Start

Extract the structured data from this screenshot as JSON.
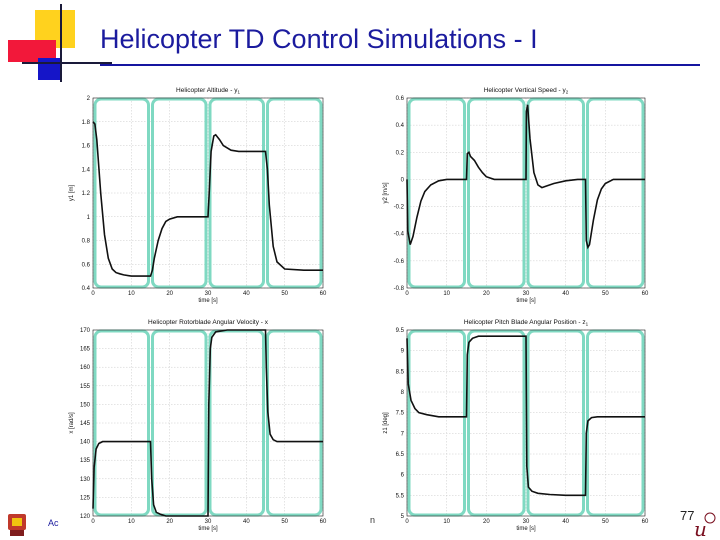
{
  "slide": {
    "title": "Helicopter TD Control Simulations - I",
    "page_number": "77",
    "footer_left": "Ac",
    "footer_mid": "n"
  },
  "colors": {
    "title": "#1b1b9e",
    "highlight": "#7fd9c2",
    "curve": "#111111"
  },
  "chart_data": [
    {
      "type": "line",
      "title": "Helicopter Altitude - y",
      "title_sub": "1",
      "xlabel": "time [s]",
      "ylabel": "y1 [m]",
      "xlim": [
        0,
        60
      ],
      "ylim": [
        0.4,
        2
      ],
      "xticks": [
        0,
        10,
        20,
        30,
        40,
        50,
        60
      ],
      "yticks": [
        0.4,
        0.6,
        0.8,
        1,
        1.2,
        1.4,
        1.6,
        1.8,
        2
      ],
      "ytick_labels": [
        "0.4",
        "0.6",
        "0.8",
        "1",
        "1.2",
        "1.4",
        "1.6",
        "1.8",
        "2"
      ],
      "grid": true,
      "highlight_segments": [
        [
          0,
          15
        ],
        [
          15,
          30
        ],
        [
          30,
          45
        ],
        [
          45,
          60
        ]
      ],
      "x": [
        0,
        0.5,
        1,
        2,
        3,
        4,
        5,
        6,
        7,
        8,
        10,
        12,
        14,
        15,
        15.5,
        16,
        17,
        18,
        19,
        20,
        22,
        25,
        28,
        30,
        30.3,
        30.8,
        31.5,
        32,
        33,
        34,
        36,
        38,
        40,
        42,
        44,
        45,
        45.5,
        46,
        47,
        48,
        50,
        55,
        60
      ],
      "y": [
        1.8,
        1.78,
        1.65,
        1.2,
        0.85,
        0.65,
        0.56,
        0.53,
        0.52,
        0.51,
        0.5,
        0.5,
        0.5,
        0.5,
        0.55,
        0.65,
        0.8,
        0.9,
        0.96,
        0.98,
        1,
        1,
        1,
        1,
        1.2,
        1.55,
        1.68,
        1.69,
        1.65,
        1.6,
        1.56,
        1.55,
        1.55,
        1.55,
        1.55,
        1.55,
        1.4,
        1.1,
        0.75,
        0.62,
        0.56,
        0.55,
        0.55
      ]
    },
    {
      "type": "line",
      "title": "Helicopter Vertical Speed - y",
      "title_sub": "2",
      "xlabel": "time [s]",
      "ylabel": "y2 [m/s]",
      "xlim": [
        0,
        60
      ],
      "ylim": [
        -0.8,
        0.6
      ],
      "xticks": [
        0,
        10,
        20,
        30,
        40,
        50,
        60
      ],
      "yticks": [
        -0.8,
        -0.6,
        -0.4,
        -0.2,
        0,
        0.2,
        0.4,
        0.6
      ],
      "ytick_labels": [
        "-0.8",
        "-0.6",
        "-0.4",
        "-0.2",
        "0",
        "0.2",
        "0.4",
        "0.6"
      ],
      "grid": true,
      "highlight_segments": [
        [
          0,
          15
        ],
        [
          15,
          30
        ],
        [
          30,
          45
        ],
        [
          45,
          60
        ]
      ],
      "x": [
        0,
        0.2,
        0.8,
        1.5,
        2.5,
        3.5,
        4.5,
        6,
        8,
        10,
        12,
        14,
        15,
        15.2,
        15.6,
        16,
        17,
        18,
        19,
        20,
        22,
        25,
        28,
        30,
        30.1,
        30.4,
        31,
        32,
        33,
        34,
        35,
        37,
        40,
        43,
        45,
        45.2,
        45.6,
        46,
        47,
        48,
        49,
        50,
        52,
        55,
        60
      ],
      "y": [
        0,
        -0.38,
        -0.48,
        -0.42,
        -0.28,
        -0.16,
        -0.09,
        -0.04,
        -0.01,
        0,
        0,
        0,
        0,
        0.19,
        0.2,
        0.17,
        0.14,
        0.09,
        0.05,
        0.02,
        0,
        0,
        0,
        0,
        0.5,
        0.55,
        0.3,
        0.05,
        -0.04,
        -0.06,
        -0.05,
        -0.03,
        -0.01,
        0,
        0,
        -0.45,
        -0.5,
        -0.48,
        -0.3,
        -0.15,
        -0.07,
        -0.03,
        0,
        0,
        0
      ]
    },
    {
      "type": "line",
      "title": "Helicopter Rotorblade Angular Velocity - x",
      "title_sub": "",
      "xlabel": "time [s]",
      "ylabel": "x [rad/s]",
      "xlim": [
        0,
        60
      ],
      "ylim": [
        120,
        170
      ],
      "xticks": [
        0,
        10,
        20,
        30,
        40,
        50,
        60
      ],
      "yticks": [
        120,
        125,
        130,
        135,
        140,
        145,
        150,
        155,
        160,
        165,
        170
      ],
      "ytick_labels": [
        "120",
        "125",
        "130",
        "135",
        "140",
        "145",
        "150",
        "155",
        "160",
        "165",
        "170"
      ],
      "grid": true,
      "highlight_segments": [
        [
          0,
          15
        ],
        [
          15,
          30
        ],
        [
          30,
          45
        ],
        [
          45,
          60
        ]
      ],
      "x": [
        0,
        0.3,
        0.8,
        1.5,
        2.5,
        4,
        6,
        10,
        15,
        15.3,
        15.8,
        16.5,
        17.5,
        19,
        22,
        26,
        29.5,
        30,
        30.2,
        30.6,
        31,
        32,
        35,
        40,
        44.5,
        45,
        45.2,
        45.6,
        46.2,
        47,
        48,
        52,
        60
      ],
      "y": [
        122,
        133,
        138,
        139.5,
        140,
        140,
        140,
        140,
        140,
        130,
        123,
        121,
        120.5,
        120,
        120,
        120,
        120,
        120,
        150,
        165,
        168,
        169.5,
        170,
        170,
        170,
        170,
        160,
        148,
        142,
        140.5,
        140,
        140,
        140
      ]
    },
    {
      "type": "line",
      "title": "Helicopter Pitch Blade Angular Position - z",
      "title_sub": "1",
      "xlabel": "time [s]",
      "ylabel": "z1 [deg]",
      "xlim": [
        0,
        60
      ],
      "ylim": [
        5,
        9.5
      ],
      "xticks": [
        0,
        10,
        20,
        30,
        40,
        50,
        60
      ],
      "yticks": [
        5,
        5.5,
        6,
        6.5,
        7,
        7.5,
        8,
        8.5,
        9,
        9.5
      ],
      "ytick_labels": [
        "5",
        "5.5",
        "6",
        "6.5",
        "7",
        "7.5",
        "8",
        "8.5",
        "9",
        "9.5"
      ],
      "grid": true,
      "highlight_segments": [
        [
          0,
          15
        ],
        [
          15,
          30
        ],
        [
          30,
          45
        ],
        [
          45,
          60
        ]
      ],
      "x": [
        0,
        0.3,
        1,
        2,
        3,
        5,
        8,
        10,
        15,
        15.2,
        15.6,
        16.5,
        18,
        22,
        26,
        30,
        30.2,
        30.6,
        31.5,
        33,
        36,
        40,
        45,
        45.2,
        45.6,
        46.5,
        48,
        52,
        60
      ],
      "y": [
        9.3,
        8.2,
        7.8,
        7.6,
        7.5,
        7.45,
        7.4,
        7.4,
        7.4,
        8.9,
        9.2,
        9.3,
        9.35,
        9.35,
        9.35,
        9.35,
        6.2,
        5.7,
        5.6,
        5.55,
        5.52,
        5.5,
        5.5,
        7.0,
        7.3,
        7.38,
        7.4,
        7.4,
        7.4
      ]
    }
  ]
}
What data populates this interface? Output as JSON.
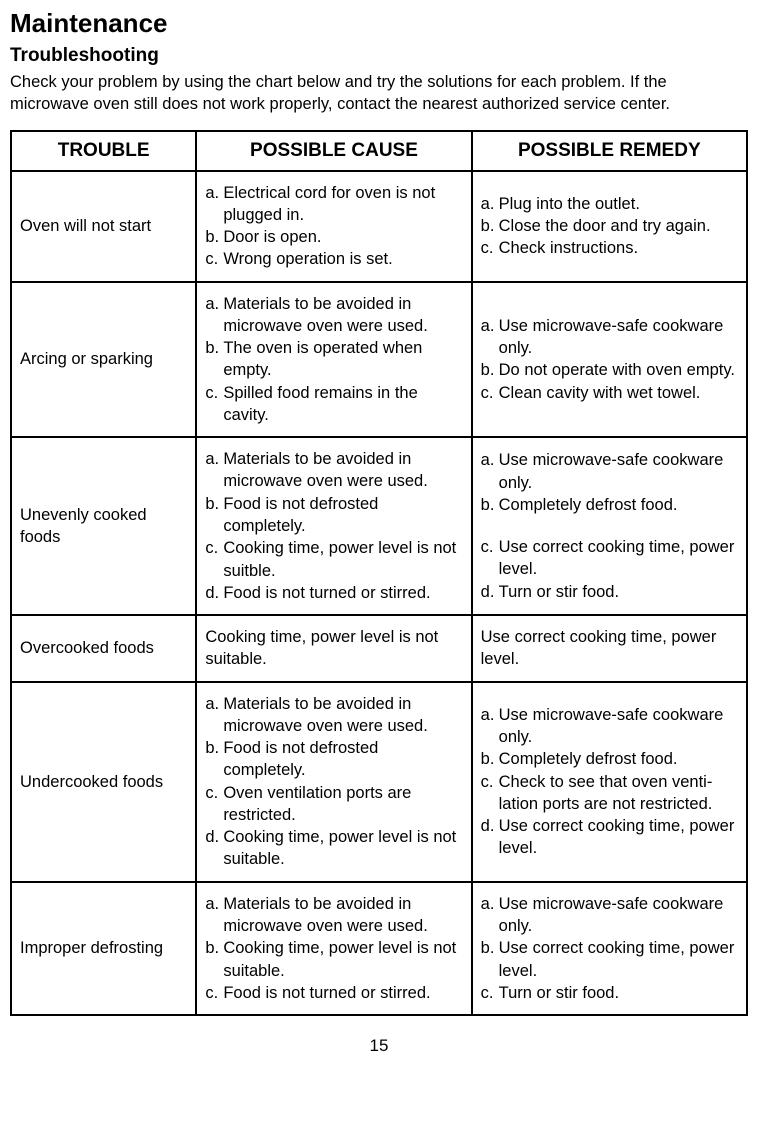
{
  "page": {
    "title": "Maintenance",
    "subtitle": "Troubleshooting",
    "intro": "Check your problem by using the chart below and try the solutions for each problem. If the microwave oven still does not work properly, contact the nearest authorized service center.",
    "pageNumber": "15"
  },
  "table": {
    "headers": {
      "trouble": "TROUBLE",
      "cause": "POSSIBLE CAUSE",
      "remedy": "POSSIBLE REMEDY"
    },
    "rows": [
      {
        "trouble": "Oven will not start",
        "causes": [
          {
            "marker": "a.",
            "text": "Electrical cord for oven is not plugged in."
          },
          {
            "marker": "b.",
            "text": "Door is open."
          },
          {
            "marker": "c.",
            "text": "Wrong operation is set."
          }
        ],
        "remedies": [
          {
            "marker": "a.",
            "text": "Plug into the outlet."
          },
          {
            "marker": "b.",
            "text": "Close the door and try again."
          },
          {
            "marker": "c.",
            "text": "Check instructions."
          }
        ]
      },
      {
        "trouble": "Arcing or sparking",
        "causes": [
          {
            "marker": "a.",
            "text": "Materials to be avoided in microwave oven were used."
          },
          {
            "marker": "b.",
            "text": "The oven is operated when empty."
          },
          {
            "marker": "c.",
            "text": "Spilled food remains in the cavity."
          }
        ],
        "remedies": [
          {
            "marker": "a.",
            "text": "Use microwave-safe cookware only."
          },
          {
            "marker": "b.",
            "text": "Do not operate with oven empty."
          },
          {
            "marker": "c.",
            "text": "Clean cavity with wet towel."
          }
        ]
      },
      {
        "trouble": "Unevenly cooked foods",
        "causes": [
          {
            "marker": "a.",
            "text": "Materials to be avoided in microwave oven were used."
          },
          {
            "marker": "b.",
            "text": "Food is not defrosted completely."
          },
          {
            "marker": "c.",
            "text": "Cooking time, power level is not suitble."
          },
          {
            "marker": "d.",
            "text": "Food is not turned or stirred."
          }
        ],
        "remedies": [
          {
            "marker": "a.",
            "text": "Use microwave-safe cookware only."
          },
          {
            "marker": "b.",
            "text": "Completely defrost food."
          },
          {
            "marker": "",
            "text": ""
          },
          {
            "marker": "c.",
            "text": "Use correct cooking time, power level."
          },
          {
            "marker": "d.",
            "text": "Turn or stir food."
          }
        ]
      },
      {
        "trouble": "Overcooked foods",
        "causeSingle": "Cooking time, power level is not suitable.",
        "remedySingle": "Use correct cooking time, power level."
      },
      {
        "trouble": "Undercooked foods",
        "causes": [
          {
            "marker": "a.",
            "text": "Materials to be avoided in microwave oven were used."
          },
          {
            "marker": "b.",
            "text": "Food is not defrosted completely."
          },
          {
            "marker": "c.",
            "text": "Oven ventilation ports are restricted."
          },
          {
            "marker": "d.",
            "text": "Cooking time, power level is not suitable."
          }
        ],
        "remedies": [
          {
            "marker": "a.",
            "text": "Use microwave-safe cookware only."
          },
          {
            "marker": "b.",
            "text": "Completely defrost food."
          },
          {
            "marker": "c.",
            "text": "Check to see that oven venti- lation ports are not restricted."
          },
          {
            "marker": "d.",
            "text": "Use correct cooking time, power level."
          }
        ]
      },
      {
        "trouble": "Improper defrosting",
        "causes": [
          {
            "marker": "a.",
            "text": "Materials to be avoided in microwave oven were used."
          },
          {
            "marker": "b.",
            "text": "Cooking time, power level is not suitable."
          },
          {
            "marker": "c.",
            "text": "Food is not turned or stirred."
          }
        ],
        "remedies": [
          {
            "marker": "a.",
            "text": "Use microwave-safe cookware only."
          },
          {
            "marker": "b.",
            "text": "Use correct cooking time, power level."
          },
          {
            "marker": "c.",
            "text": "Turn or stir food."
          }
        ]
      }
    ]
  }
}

End

Your task ▸ Go over the records above line by line and count those holding the word "Helicopter". Reply only with the number.

Response for this exercise ▸ 5